=== Provided information ===

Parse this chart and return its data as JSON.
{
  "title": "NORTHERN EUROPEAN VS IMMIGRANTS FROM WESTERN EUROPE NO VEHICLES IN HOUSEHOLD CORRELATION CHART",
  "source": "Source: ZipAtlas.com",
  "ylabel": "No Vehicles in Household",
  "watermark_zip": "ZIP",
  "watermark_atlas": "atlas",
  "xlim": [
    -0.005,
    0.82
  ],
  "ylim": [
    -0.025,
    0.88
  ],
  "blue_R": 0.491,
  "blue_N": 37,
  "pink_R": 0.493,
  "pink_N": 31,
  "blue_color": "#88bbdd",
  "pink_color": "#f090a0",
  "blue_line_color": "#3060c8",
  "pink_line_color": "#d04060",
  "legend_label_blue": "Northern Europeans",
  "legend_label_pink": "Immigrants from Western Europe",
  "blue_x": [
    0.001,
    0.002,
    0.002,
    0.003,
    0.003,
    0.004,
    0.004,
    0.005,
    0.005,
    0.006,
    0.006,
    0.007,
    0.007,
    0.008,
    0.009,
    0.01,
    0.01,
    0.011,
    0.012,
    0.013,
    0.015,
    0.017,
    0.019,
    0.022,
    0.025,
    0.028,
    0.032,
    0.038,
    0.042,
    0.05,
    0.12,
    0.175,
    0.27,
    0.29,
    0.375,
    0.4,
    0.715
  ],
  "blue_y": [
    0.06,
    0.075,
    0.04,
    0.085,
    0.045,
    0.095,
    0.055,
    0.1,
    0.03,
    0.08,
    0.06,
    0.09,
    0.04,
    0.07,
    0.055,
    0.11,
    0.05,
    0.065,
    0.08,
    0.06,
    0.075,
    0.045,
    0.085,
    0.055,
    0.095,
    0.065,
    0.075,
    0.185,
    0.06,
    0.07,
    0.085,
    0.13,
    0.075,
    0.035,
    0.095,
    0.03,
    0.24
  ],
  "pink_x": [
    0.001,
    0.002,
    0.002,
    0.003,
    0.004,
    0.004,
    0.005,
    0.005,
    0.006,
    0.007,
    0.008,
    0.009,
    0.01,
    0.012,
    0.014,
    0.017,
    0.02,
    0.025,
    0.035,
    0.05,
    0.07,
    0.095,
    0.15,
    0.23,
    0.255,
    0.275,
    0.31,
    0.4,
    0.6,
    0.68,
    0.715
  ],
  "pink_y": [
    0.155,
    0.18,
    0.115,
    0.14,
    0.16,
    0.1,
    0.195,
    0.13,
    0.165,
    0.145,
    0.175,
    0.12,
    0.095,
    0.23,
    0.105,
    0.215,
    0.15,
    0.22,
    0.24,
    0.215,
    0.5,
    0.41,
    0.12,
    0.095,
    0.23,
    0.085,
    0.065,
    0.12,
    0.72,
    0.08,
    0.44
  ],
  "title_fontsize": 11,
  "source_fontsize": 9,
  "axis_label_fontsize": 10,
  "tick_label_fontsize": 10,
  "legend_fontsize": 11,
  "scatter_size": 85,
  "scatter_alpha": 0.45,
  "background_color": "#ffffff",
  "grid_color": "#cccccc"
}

===
=== Provided information ===

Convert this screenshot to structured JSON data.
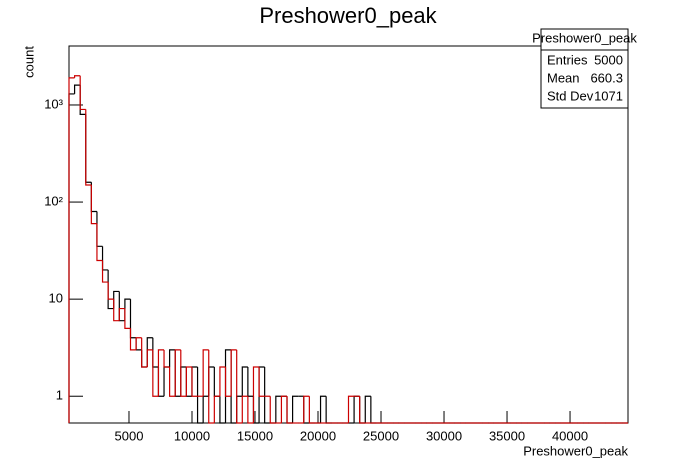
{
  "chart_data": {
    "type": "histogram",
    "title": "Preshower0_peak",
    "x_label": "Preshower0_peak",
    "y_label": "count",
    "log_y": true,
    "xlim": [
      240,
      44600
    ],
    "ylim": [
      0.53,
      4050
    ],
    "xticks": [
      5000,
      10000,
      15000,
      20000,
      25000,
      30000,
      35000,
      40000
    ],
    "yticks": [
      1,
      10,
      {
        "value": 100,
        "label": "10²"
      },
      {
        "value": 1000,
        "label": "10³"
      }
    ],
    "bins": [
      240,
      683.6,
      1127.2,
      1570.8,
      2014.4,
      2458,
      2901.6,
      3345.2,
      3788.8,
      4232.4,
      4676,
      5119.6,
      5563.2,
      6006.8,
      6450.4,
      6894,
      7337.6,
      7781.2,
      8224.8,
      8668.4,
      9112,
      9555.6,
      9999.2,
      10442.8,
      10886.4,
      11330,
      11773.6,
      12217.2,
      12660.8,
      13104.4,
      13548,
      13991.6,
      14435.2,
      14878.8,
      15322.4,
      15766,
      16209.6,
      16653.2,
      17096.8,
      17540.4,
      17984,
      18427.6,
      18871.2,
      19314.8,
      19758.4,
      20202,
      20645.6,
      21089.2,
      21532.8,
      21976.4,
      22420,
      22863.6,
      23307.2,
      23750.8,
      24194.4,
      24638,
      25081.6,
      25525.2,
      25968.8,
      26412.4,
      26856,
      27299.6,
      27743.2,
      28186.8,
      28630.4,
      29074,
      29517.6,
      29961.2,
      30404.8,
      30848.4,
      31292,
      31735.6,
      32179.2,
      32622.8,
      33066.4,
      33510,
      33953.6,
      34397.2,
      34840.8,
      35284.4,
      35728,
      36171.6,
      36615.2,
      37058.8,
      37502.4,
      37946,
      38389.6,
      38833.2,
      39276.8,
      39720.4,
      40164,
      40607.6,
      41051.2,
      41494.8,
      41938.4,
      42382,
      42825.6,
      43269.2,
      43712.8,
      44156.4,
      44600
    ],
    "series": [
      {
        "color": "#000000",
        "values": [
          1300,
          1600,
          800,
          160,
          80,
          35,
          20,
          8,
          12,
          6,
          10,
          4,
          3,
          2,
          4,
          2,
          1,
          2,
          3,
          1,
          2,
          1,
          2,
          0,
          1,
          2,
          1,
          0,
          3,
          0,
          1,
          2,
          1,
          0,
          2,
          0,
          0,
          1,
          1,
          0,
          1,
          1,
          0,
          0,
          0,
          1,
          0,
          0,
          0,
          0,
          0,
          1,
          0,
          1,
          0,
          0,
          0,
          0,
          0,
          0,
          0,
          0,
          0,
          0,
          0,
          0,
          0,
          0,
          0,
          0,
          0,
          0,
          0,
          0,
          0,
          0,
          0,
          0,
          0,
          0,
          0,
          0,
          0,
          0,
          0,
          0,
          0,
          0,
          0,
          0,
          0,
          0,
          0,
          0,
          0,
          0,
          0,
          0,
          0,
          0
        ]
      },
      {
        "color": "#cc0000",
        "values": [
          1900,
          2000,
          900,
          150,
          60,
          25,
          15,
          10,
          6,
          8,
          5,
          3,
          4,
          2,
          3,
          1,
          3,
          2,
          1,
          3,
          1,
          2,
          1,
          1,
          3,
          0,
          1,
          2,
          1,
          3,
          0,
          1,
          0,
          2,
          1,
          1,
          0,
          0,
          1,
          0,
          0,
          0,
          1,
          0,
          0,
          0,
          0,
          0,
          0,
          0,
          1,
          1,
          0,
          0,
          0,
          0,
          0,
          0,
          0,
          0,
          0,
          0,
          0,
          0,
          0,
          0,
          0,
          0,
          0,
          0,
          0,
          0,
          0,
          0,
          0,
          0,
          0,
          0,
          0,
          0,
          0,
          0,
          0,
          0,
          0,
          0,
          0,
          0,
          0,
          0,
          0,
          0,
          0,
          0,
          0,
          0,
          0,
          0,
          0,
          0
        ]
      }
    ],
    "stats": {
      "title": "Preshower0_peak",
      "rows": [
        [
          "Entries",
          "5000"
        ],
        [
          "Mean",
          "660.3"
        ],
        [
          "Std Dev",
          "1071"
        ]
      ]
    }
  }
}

===

What to work on — How many of these lines contain "JSON"? Write only the number.

The result — 2